*** TASK INPUT

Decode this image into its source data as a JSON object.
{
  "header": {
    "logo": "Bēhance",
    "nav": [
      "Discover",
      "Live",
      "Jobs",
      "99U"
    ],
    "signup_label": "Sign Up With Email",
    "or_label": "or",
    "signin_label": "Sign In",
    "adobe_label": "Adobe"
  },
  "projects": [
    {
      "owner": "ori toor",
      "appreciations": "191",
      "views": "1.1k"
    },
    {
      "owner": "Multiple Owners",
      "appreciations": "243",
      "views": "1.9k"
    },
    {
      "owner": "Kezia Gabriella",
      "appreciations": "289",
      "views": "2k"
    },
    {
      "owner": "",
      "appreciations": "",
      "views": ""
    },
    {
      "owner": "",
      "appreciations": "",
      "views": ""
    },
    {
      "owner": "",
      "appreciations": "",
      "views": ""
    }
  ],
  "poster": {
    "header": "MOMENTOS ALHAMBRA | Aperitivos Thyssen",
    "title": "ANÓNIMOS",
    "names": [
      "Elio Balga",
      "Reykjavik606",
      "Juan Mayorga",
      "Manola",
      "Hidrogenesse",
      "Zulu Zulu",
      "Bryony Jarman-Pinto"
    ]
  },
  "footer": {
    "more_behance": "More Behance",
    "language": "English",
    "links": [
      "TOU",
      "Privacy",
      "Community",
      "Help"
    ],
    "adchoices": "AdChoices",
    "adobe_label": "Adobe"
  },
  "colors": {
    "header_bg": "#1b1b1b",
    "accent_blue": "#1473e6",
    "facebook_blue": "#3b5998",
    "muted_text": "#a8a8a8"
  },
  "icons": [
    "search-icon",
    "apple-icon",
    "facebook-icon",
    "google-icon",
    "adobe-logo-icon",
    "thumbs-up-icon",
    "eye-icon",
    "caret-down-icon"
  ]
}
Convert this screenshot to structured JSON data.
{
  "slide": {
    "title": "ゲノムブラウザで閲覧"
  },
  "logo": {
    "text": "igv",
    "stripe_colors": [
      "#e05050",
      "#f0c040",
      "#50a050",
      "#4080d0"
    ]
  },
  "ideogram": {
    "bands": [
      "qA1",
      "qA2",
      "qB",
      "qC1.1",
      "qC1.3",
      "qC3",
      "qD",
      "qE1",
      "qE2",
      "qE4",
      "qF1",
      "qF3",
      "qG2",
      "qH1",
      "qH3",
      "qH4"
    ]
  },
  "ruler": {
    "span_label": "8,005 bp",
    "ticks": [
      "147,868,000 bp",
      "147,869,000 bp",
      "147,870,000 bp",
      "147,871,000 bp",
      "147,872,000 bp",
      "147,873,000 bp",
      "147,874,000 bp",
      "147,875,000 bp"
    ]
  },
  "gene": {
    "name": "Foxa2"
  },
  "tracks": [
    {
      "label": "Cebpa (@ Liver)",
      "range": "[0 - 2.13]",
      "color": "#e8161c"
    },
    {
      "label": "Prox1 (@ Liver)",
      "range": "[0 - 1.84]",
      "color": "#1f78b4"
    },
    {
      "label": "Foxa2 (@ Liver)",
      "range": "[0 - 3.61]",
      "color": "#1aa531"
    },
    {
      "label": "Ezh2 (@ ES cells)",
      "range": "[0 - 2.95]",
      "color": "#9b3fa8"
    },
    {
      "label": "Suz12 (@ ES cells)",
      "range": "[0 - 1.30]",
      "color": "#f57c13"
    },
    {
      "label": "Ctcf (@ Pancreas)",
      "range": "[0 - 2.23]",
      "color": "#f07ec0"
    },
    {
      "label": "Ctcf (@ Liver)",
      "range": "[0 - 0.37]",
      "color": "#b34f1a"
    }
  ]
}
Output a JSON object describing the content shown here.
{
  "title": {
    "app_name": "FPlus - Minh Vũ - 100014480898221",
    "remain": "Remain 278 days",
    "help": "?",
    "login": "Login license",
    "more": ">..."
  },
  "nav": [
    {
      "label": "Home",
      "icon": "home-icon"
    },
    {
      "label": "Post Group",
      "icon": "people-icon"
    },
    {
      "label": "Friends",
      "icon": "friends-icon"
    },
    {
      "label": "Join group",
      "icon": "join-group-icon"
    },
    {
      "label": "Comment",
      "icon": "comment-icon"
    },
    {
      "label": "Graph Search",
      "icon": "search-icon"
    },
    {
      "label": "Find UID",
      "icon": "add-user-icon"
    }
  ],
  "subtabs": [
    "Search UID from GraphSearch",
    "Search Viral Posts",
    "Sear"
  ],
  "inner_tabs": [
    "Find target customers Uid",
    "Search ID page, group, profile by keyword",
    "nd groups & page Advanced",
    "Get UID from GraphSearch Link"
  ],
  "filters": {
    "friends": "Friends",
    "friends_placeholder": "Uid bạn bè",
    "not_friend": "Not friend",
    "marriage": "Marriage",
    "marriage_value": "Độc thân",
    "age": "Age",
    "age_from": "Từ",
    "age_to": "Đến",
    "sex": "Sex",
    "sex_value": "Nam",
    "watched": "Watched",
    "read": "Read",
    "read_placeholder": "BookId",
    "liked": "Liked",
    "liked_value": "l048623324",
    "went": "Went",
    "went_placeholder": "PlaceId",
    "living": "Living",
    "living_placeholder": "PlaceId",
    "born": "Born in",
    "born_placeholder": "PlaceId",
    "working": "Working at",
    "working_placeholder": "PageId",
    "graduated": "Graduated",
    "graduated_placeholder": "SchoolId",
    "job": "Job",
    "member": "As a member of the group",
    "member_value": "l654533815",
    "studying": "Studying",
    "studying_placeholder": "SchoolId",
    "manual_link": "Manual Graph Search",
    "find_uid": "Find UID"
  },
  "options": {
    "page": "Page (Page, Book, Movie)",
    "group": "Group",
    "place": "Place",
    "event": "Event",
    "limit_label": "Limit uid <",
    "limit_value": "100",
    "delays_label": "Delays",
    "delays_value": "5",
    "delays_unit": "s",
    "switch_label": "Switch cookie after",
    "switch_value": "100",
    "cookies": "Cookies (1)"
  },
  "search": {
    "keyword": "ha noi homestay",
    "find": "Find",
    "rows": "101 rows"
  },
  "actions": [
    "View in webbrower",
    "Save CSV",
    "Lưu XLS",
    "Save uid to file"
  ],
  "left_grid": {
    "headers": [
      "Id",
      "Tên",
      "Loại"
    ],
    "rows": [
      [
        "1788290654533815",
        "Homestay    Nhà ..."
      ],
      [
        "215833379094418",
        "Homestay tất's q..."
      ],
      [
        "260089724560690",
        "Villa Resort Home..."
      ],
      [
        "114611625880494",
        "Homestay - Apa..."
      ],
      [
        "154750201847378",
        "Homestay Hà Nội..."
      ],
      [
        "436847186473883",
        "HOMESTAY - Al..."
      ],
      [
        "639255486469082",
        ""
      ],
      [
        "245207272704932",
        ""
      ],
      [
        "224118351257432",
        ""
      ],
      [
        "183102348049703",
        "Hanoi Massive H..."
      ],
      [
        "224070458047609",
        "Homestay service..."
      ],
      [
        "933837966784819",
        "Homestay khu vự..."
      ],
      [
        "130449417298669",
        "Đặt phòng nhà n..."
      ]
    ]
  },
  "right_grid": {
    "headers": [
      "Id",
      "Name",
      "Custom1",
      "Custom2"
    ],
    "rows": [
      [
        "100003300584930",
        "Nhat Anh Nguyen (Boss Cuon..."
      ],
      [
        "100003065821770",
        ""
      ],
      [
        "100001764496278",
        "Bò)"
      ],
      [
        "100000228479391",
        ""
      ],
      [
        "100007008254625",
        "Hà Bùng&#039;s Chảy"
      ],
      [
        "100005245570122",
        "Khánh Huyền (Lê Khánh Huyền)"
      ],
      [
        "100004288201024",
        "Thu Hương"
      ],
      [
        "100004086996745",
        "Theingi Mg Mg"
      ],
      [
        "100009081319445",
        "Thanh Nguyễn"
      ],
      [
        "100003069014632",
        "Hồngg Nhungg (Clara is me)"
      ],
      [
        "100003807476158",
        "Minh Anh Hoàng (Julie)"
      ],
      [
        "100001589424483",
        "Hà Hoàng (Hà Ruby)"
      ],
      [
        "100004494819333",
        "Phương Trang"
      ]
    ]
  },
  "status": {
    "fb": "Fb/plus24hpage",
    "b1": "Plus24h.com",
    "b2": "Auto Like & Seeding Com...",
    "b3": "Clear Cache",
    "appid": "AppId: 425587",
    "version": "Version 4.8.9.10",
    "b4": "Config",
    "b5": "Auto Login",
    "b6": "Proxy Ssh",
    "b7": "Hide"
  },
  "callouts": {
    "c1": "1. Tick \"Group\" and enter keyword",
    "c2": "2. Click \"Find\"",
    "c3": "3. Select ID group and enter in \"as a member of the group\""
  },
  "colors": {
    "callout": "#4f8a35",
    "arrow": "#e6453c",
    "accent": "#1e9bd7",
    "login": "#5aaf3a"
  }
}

******

| WHAT TO DO |
If a line in the entries includes the word "Sign", copy that line out.

| RESPONSE BOX |
    "signup_label": "Sign Up With Email",
    "signin_label": "Sign In",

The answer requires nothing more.